[Records from a data collection]
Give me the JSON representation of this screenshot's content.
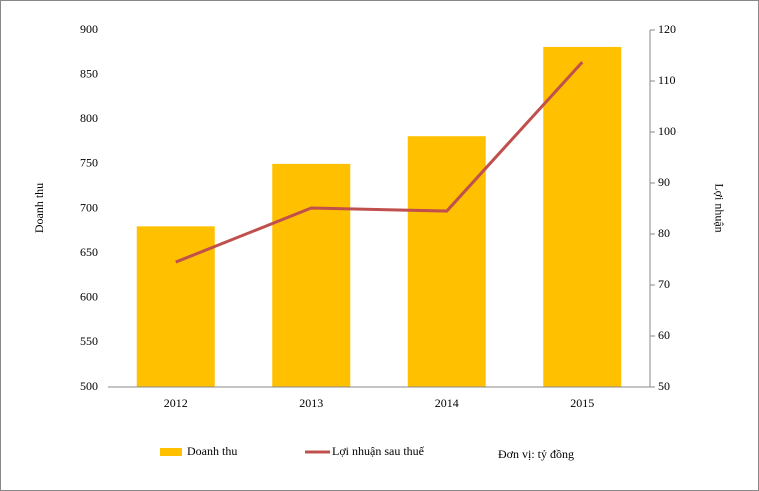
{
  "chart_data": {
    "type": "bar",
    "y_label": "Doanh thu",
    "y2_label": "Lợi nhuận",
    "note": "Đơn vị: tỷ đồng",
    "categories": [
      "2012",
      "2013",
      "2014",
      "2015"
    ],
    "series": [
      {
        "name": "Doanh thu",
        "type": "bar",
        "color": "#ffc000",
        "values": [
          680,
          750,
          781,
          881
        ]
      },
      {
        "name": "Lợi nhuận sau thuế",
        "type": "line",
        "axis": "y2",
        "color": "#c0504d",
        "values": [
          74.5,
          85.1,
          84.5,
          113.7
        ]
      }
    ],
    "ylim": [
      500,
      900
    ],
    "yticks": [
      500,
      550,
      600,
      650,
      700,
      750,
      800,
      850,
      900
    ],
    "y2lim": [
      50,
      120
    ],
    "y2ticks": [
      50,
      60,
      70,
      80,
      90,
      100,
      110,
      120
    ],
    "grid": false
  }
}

...

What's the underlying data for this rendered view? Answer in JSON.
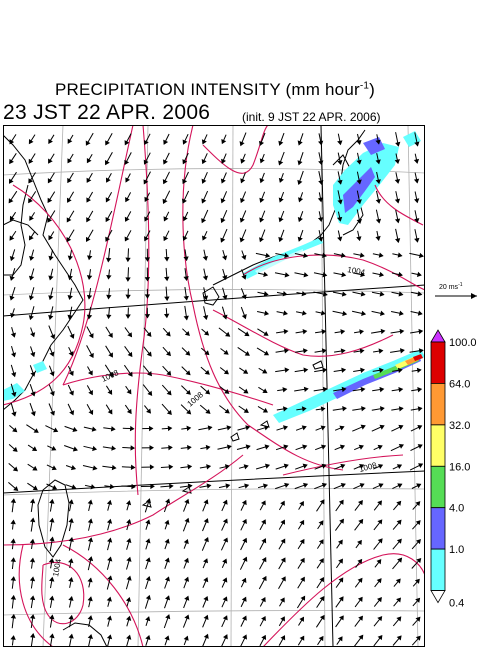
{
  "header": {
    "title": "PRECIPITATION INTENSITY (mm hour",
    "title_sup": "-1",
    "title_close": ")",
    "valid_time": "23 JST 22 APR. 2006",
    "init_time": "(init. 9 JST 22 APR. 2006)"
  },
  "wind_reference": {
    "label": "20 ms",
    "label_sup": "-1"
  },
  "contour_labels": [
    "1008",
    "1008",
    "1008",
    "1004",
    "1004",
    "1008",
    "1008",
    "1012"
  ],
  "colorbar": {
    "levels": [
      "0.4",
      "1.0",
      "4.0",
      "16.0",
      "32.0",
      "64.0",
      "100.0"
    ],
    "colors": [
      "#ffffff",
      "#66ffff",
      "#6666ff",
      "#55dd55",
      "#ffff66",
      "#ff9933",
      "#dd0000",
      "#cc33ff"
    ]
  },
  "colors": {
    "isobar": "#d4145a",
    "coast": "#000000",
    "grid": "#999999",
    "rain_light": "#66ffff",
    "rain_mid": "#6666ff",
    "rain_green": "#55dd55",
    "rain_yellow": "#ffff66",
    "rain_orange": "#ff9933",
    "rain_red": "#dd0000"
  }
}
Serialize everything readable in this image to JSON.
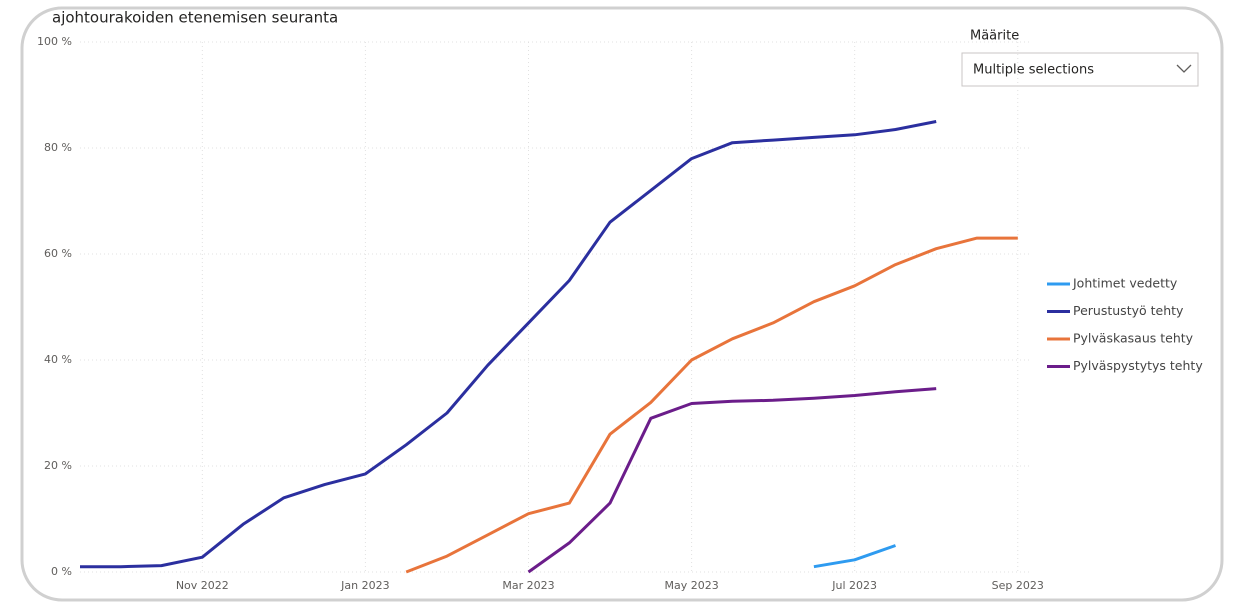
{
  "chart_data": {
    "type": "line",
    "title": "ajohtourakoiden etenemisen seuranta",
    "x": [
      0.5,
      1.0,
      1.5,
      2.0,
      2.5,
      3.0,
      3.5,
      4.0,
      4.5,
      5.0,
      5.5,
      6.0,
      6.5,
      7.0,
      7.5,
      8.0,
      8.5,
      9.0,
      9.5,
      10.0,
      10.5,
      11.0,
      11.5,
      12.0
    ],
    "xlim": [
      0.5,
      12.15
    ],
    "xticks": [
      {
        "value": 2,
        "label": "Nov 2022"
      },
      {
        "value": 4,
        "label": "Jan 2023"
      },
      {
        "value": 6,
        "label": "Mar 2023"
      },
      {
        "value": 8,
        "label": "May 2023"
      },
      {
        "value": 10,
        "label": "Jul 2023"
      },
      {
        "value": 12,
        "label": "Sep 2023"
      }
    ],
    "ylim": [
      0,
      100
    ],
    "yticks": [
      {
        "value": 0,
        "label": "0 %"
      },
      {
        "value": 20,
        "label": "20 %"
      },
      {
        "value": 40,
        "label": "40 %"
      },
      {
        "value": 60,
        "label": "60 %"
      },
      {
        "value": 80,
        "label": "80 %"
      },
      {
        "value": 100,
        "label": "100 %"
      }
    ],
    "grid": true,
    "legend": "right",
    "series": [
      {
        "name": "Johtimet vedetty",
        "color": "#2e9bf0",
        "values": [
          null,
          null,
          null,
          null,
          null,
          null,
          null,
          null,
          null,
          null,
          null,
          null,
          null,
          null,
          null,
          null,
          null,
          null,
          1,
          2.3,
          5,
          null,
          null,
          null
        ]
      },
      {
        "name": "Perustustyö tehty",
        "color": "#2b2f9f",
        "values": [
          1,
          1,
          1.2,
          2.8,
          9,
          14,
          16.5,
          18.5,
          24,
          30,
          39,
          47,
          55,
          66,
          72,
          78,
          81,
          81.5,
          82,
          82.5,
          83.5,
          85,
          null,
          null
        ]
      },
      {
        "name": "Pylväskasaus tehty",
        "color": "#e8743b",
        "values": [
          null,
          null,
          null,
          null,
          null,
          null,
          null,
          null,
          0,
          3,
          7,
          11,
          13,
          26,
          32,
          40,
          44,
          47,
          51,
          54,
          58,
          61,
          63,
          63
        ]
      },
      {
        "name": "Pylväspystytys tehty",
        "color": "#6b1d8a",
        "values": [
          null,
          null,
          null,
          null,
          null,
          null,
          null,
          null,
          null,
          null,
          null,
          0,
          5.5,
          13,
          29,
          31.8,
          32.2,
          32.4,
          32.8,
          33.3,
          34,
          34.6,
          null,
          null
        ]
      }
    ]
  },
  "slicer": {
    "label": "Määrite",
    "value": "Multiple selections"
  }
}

▶ [Exercise aim]: Return all lines of the material above in which the word "tehty" occurs.

▶ [Answer for the task]:
        "name": "Perustustyö tehty",
        "name": "Pylväskasaus tehty",
        "name": "Pylväspystytys tehty",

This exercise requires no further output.